# [Given passage]
How do I write a reusable ethics checklist?

Turn the review into a versioned artefact that lives with the project, not a form filed once and forgotten. A lightweight machine-and-human-readable record keeps decisions consistent across a team.

yaml
# ethics-register.yaml
project: "Migrant Letters Corpus"
review_status: "approved"
committee_ref: "REC-2026-118"
living_individuals: "yes - redaction policy applied"
special_category_data: "religion mentioned; access-tiered"
community_consultation: "diaspora association, MOU signed"
volunteers: "yes - transcription; welfare brief + content warnings"
data_storage: "institutional repo, EU host, encrypted at rest"
retention: "10 years, then review"
takedown_contact: "[email protected]"
last_reviewed: "2026-01-08"

Re-reading this file at each checkpoint is what keeps a multi-year project from drifting away from its own approved terms.

How do I handle crowdsourcing and volunteer welfare?

Crowdsourced transcription is a DH staple and a frequent ethics blind spot. Volunteers are participants: their contributions, recognition, and exposure to distressing material all engage ethics. Best practice means a clear volunteer agreement, a credit and data-use statement, content warnings on difficult collections, and a route to opt out. If volunteers will read records of violence, abuse, or trauma, plan for that exposure explicitly rather than assuming enthusiasm equals consent to harm.

Who should be in the room?

A single committee viewpoint misses harms outside its expertise. Best practice widens the review:

  • Affected communities — especially where heritage or identity is at stake; consult, do not just inform.

# [Bounding box prediction data]
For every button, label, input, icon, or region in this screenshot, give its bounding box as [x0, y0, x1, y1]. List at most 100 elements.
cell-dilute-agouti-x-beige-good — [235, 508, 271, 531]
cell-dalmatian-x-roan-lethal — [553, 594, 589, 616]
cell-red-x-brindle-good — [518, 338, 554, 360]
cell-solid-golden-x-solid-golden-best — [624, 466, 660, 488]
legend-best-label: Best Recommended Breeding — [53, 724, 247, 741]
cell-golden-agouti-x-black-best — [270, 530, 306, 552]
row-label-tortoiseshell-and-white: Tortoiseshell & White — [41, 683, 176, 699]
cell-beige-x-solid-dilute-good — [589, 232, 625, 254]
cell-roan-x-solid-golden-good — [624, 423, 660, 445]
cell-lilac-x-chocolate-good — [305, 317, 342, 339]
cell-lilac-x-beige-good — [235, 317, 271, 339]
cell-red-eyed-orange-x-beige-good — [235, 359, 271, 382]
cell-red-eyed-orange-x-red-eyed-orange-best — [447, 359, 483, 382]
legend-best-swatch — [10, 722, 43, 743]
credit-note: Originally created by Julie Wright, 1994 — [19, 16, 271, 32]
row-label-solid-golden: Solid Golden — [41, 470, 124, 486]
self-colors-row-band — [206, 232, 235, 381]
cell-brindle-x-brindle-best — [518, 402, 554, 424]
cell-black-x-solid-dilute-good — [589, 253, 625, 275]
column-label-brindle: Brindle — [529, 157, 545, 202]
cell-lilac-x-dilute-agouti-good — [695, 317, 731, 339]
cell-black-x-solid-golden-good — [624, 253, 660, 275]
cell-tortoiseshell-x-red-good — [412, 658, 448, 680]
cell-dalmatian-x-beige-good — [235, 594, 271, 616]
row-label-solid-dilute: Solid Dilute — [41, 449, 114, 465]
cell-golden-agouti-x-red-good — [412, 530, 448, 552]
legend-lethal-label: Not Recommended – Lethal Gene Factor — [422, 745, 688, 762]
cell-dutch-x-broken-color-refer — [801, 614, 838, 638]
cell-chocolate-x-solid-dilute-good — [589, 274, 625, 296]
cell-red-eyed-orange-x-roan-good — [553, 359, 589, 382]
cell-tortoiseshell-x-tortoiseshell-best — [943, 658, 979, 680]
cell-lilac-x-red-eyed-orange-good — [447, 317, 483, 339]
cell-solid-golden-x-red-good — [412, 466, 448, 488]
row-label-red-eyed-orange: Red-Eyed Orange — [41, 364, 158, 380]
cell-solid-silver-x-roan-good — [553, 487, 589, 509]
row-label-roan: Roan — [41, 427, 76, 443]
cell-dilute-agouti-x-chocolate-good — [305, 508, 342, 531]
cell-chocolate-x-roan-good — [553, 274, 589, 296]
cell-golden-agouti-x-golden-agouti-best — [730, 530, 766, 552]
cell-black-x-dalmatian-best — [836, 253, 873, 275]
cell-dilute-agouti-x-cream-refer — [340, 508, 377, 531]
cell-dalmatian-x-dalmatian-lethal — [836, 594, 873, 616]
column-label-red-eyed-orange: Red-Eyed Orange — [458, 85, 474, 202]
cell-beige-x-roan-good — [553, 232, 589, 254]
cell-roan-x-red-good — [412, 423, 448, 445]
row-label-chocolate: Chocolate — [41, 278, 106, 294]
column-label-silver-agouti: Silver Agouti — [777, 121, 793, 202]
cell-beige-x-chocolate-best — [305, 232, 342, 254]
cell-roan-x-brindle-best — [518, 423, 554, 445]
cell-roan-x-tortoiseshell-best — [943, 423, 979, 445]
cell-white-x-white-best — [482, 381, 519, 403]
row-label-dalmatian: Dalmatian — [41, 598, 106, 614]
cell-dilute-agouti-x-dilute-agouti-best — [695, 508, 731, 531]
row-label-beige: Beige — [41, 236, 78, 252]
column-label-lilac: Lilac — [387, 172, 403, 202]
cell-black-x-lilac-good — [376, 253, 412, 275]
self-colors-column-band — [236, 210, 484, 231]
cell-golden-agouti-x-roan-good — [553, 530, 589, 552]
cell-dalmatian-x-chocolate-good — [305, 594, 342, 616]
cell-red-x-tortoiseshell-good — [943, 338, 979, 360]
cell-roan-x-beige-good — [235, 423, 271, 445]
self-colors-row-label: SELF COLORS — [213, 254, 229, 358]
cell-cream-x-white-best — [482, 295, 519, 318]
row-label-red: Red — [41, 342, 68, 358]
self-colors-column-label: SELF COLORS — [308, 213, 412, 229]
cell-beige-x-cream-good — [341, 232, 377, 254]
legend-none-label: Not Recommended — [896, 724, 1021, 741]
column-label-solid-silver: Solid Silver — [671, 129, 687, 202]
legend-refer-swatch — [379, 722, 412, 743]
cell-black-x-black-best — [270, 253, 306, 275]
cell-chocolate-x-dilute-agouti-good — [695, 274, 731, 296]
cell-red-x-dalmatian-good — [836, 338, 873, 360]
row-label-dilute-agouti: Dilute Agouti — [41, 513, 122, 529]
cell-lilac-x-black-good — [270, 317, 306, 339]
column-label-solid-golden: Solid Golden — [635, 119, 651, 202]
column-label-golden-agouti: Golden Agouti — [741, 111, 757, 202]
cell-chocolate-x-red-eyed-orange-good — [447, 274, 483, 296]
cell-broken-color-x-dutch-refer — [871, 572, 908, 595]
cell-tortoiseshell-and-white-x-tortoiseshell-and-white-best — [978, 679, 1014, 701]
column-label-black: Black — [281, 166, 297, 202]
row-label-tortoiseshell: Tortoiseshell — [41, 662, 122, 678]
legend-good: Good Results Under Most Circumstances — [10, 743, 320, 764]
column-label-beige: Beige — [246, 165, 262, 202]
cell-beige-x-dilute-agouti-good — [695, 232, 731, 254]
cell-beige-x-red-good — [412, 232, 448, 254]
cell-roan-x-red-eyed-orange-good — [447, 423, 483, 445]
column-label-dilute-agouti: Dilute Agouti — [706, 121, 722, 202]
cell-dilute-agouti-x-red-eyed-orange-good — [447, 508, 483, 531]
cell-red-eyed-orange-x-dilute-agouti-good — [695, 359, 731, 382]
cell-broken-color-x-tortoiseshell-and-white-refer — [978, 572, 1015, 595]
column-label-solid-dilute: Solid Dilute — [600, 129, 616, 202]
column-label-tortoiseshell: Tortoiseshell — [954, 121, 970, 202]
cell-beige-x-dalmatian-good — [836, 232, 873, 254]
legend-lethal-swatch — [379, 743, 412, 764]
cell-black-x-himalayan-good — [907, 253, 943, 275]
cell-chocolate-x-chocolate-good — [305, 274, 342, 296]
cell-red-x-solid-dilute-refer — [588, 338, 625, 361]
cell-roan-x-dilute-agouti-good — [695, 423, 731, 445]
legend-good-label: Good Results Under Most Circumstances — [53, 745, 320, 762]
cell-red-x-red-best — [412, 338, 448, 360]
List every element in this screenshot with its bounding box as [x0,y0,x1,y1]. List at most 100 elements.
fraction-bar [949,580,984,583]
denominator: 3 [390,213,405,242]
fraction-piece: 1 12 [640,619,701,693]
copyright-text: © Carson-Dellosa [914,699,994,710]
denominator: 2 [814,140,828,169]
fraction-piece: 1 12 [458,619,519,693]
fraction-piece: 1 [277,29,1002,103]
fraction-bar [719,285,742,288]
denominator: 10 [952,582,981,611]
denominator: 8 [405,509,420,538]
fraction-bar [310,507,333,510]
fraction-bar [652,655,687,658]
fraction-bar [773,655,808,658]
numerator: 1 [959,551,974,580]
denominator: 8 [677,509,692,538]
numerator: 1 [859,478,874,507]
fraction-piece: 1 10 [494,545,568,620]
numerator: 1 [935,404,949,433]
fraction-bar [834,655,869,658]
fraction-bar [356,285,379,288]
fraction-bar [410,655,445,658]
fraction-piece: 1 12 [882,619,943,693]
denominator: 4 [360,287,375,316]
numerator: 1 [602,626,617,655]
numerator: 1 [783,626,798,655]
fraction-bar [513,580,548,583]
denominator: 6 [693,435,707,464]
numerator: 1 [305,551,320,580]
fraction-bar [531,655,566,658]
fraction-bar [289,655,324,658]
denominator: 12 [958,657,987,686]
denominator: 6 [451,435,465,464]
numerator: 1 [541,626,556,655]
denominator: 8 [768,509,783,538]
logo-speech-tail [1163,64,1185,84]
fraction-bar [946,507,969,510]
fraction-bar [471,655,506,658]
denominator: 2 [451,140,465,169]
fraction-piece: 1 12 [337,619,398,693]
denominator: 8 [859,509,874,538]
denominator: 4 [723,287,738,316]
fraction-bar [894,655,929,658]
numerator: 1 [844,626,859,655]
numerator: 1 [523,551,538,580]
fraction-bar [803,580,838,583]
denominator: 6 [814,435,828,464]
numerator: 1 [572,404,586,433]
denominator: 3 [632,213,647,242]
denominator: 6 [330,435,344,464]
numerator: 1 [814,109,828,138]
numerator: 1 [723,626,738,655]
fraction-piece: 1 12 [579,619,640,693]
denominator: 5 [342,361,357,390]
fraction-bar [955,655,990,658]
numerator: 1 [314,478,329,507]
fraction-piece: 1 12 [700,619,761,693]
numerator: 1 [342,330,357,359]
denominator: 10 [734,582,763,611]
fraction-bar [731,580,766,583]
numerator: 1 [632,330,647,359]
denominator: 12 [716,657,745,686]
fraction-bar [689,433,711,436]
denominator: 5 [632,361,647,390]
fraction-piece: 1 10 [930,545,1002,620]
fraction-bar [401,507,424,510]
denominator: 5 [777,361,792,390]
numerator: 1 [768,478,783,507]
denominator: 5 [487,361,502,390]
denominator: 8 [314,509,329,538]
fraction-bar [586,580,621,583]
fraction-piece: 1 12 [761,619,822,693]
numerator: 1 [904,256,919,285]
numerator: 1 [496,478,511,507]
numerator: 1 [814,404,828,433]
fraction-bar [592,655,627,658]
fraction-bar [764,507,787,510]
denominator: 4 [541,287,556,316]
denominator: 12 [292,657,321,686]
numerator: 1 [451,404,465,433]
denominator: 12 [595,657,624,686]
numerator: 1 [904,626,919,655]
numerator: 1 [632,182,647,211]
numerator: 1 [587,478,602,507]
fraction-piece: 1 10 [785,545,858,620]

# [Task item]
Retype the portion of the ethics-review passage between "How do I handle" and "consent to harm.", inclusive.

# [Written solution]
How do I handle crowdsourcing and volunteer welfare?

Crowdsourced transcription is a DH staple and a frequent ethics blind spot. Volunteers are participants: their contributions, recognition, and exposure to distressing material all engage ethics. Best practice means a clear volunteer agreement, a credit and data-use statement, content warnings on difficult collections, and a route to opt out. If volunteers will read records of violence, abuse, or trauma, plan for that exposure explicitly rather than assuming enthusiasm equals consent to harm.